* INPUT RECORDS:
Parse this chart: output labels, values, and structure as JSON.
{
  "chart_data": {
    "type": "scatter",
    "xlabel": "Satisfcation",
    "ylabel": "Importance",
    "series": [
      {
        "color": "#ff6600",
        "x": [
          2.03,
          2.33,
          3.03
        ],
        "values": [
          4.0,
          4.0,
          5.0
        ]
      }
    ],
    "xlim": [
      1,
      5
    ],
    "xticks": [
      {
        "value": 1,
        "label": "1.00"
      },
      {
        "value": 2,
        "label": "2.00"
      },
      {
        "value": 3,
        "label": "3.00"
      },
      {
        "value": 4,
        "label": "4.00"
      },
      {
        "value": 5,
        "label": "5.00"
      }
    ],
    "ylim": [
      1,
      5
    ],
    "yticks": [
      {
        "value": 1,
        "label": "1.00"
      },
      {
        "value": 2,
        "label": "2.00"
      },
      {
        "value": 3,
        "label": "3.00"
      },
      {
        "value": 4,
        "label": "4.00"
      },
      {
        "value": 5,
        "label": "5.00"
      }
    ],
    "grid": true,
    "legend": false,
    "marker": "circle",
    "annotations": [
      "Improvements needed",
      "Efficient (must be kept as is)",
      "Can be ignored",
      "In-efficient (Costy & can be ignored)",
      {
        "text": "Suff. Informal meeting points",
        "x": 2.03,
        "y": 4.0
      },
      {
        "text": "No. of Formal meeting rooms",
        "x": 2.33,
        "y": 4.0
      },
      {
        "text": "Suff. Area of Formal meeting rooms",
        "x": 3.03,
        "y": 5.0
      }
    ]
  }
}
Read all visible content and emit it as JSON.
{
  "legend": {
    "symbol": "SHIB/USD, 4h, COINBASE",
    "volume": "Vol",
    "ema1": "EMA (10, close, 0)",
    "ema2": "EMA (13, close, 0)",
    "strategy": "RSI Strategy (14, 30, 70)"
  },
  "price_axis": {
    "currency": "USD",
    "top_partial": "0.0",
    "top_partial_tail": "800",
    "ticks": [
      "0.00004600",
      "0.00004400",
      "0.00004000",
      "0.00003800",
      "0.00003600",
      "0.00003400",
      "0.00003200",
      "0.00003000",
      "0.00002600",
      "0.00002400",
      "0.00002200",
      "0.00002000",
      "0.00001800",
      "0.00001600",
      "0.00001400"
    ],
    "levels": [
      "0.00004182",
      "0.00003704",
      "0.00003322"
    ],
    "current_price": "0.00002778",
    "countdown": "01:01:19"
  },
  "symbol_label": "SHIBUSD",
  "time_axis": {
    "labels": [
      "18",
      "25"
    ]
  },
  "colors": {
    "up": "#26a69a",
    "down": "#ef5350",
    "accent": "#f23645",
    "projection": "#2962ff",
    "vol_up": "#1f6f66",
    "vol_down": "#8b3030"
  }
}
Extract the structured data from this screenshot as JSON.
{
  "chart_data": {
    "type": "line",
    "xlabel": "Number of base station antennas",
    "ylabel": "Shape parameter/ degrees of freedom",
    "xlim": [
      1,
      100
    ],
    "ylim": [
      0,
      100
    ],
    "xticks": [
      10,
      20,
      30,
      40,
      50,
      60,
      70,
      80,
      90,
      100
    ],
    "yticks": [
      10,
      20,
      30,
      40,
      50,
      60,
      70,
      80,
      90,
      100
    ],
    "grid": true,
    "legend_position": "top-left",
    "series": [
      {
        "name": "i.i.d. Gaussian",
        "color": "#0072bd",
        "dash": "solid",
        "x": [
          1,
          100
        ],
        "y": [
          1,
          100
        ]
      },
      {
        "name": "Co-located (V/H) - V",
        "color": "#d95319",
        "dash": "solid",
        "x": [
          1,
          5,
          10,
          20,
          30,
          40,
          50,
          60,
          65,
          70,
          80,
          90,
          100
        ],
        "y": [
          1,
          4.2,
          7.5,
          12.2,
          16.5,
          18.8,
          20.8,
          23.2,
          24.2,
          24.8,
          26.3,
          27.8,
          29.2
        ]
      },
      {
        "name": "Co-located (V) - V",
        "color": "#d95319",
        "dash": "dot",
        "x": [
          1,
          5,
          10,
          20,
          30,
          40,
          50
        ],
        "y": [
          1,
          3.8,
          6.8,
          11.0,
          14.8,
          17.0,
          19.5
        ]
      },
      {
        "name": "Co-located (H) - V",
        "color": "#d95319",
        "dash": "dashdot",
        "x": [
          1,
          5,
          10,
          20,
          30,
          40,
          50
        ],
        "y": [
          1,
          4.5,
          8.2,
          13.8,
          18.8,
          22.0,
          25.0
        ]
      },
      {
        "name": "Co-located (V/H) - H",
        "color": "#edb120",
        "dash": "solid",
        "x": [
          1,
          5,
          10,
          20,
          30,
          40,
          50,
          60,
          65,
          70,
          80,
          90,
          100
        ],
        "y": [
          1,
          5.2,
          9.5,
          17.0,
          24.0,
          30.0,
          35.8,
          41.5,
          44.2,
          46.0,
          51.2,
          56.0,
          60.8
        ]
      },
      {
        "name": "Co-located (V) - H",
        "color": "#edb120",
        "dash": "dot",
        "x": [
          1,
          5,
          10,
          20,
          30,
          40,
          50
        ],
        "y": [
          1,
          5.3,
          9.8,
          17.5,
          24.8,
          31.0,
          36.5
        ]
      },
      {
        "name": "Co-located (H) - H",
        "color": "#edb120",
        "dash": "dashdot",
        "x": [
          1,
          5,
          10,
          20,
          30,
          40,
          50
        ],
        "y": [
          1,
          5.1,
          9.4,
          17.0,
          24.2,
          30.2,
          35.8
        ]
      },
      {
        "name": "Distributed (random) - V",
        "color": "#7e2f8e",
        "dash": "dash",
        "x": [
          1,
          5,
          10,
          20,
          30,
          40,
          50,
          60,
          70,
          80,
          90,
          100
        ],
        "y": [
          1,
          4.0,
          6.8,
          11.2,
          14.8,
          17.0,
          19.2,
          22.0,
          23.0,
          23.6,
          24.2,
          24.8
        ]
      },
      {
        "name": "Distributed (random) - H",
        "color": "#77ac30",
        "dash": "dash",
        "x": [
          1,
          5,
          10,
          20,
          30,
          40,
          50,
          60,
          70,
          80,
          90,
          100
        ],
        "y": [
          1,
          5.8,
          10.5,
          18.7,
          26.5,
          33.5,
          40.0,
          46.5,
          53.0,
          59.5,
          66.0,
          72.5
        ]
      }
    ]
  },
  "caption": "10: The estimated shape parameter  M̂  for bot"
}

* WHAT YOU NEED TO DO: Which lines hold the word "labels"? Return all of them from the records above.

* IN RESPONSE:
Parse this chart: output labels, values, and structure as JSON.
    "labels": [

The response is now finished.